Exercise details
Of all the lines in these entries, how many contain the string "text"? Give only that count.

Dataset entries
* * * * *
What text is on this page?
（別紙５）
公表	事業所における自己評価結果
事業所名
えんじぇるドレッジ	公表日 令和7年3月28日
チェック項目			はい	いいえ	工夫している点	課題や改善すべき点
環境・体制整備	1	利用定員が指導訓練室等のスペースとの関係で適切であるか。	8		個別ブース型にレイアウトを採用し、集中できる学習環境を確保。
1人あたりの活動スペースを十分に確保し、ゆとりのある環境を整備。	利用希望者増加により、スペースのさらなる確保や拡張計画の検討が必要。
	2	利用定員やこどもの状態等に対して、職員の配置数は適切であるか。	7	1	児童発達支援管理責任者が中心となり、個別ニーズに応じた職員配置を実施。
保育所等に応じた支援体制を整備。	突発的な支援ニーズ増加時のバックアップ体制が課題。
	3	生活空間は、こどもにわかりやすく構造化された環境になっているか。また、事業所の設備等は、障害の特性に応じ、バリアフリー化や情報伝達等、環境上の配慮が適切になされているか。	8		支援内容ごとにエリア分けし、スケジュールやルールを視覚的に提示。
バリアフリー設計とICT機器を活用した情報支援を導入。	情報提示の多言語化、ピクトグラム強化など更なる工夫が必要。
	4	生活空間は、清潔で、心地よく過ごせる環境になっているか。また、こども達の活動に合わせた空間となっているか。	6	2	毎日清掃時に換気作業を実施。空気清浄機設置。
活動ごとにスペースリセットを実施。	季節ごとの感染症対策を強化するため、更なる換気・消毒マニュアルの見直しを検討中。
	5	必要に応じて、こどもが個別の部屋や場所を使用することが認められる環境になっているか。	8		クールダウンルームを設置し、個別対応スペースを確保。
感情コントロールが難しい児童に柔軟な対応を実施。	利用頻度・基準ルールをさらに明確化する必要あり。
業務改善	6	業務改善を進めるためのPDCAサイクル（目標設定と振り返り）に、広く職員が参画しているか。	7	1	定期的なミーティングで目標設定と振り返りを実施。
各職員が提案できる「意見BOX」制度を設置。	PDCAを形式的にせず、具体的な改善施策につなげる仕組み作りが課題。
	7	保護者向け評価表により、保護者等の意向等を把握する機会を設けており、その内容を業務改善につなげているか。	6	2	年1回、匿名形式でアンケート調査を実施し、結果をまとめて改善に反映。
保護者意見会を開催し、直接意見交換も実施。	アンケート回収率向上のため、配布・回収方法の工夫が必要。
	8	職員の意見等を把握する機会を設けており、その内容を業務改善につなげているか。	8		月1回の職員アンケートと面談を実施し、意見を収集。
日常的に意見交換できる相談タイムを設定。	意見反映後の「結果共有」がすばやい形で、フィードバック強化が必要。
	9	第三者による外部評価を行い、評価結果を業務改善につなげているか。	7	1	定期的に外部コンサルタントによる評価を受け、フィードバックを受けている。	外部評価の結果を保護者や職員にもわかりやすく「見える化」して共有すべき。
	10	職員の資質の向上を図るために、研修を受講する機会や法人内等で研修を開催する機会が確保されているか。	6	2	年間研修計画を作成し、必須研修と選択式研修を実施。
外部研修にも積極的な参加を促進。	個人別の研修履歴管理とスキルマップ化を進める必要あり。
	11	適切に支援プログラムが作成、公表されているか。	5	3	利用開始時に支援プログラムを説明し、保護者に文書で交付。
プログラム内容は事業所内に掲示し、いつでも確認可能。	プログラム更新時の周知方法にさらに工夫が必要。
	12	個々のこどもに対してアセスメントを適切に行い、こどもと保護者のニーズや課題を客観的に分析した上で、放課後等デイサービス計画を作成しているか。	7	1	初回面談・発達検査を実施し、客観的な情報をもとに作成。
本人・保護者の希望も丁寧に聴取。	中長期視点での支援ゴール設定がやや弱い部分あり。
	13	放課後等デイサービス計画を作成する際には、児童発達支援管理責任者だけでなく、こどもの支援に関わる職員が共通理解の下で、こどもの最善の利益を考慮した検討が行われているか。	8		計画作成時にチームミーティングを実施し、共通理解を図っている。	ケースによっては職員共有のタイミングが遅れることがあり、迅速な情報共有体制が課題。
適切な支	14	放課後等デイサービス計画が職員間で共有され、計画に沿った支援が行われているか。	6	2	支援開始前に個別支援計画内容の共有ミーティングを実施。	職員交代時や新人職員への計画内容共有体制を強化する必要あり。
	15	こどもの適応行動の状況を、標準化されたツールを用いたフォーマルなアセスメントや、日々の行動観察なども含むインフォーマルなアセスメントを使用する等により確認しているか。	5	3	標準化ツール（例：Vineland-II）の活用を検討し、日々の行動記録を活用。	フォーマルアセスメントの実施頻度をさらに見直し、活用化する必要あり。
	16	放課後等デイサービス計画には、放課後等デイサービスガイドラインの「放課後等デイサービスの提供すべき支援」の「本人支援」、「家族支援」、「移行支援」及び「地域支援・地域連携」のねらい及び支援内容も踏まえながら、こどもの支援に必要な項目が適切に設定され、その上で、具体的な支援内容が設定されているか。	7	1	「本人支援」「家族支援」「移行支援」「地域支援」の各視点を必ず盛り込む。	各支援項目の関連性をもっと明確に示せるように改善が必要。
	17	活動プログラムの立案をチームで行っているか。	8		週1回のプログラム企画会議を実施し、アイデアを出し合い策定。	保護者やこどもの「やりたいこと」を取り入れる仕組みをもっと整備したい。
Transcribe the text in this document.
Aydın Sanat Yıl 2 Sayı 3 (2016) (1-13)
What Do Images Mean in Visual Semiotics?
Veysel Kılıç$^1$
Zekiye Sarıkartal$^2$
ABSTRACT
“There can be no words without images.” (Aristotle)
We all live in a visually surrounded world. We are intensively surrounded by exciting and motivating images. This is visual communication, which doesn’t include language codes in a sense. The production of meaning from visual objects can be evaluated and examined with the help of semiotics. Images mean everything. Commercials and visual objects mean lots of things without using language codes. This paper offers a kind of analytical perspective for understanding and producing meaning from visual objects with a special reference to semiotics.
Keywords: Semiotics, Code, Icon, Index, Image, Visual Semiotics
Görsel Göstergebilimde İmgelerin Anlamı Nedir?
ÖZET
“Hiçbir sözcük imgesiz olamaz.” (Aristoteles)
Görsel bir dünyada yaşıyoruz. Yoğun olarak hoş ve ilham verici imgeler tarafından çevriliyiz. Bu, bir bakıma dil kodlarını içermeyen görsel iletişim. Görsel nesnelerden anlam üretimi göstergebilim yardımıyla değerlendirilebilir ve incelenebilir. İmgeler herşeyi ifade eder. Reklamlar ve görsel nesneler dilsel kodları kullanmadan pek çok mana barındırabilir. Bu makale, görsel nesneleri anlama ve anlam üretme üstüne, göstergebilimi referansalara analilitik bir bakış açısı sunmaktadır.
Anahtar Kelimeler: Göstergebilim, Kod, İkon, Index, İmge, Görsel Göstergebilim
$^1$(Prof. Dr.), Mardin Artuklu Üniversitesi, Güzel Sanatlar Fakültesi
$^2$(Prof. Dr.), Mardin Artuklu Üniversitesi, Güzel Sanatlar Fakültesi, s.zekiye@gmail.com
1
* * * * *
Task solution
2